Data listing:
◆ ◆ ◆ ◆ ◆

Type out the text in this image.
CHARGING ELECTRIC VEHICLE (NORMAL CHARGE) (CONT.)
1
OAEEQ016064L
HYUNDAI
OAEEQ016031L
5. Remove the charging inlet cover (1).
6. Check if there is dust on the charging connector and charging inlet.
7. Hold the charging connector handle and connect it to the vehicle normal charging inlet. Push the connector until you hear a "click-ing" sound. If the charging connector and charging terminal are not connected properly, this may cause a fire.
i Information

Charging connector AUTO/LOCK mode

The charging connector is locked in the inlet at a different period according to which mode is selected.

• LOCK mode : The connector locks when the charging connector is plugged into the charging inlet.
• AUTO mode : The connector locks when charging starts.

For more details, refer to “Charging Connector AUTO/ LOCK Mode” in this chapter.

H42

◆ ◆ ◆ ◆ ◆

Direction -> Output every record above exactly as it appears.

Solution ->
Type out the text in this image.
CHARGING ELECTRIC VEHICLE (NORMAL CHARGE) (CONT.)
1
OAEEQ016064L
HYUNDAI
OAEEQ016031L
5. Remove the charging inlet cover (1).
6. Check if there is dust on the charging connector and charging inlet.
7. Hold the charging connector handle and connect it to the vehicle normal charging inlet. Push the connector until you hear a "click-ing" sound. If the charging connector and charging terminal are not connected properly, this may cause a fire.
i Information

Charging connector AUTO/LOCK mode

The charging connector is locked in the inlet at a different period according to which mode is selected.

• LOCK mode : The connector locks when the charging connector is plugged into the charging inlet.
• AUTO mode : The connector locks when charging starts.

For more details, refer to “Charging Connector AUTO/ LOCK Mode” in this chapter.

H42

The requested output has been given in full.